# [Exercise instructions]
Output the material beneath exactly, leaving nothing out.

# [Given records]
================================

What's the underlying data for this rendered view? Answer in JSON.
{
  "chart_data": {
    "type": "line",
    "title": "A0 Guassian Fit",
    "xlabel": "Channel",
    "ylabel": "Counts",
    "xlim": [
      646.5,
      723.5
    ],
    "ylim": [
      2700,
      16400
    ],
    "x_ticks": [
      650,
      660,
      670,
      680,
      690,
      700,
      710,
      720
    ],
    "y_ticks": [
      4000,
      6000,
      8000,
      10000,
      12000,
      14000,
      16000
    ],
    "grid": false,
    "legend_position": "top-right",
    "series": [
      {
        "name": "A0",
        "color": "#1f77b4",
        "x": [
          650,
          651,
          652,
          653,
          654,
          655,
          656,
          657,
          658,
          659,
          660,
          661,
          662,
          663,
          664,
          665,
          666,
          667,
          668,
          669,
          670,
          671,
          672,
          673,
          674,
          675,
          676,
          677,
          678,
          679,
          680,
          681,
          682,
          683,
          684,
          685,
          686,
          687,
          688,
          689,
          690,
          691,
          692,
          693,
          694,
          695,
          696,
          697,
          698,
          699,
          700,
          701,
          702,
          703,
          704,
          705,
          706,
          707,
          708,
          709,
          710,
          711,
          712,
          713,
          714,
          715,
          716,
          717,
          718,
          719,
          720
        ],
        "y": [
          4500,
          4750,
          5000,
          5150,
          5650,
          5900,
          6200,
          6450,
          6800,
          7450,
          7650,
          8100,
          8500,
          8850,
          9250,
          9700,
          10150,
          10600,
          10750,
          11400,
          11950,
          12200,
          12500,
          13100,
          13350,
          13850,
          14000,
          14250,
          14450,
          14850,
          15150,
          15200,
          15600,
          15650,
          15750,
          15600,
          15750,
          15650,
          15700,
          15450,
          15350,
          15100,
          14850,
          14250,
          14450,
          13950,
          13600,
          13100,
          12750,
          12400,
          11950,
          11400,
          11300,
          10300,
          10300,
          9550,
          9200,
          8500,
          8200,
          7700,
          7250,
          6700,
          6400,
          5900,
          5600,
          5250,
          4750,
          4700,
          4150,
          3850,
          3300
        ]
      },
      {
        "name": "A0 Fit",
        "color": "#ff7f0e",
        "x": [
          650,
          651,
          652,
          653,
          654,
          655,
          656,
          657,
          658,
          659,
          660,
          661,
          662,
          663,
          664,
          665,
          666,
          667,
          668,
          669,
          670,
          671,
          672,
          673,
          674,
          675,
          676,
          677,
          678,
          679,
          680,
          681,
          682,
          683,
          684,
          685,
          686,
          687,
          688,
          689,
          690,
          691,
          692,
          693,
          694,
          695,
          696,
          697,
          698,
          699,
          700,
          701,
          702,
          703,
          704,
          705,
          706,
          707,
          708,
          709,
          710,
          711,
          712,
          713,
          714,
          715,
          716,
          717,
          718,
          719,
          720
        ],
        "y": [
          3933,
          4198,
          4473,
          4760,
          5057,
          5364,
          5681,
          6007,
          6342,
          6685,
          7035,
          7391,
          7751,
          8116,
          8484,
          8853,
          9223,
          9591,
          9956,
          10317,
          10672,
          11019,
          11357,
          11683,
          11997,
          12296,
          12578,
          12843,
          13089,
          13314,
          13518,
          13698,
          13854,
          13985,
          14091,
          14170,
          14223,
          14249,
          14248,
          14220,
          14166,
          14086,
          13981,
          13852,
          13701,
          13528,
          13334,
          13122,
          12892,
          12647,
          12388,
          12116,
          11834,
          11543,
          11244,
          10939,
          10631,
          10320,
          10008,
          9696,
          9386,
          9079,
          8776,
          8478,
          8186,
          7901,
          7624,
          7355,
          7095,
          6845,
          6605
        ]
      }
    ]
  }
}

================================

# [Result]
What's the underlying data for this rendered view? Answer in JSON.
{
  "chart_data": {
    "type": "line",
    "title": "A0 Guassian Fit",
    "xlabel": "Channel",
    "ylabel": "Counts",
    "xlim": [
      646.5,
      723.5
    ],
    "ylim": [
      2700,
      16400
    ],
    "x_ticks": [
      650,
      660,
      670,
      680,
      690,
      700,
      710,
      720
    ],
    "y_ticks": [
      4000,
      6000,
      8000,
      10000,
      12000,
      14000,
      16000
    ],
    "grid": false,
    "legend_position": "top-right",
    "series": [
      {
        "name": "A0",
        "color": "#1f77b4",
        "x": [
          650,
          651,
          652,
          653,
          654,
          655,
          656,
          657,
          658,
          659,
          660,
          661,
          662,
          663,
          664,
          665,
          666,
          667,
          668,
          669,
          670,
          671,
          672,
          673,
          674,
          675,
          676,
          677,
          678,
          679,
          680,
          681,
          682,
          683,
          684,
          685,
          686,
          687,
          688,
          689,
          690,
          691,
          692,
          693,
          694,
          695,
          696,
          697,
          698,
          699,
          700,
          701,
          702,
          703,
          704,
          705,
          706,
          707,
          708,
          709,
          710,
          711,
          712,
          713,
          714,
          715,
          716,
          717,
          718,
          719,
          720
        ],
        "y": [
          4500,
          4750,
          5000,
          5150,
          5650,
          5900,
          6200,
          6450,
          6800,
          7450,
          7650,
          8100,
          8500,
          8850,
          9250,
          9700,
          10150,
          10600,
          10750,
          11400,
          11950,
          12200,
          12500,
          13100,
          13350,
          13850,
          14000,
          14250,
          14450,
          14850,
          15150,
          15200,
          15600,
          15650,
          15750,
          15600,
          15750,
          15650,
          15700,
          15450,
          15350,
          15100,
          14850,
          14250,
          14450,
          13950,
          13600,
          13100,
          12750,
          12400,
          11950,
          11400,
          11300,
          10300,
          10300,
          9550,
          9200,
          8500,
          8200,
          7700,
          7250,
          6700,
          6400,
          5900,
          5600,
          5250,
          4750,
          4700,
          4150,
          3850,
          3300
        ]
      },
      {
        "name": "A0 Fit",
        "color": "#ff7f0e",
        "x": [
          650,
          651,
          652,
          653,
          654,
          655,
          656,
          657,
          658,
          659,
          660,
          661,
          662,
          663,
          664,
          665,
          666,
          667,
          668,
          669,
          670,
          671,
          672,
          673,
          674,
          675,
          676,
          677,
          678,
          679,
          680,
          681,
          682,
          683,
          684,
          685,
          686,
          687,
          688,
          689,
          690,
          691,
          692,
          693,
          694,
          695,
          696,
          697,
          698,
          699,
          700,
          701,
          702,
          703,
          704,
          705,
          706,
          707,
          708,
          709,
          710,
          711,
          712,
          713,
          714,
          715,
          716,
          717,
          718,
          719,
          720
        ],
        "y": [
          3933,
          4198,
          4473,
          4760,
          5057,
          5364,
          5681,
          6007,
          6342,
          6685,
          7035,
          7391,
          7751,
          8116,
          8484,
          8853,
          9223,
          9591,
          9956,
          10317,
          10672,
          11019,
          11357,
          11683,
          11997,
          12296,
          12578,
          12843,
          13089,
          13314,
          13518,
          13698,
          13854,
          13985,
          14091,
          14170,
          14223,
          14249,
          14248,
          14220,
          14166,
          14086,
          13981,
          13852,
          13701,
          13528,
          13334,
          13122,
          12892,
          12647,
          12388,
          12116,
          11834,
          11543,
          11244,
          10939,
          10631,
          10320,
          10008,
          9696,
          9386,
          9079,
          8776,
          8478,
          8186,
          7901,
          7624,
          7355,
          7095,
          6845,
          6605
        ]
      }
    ]
  }
}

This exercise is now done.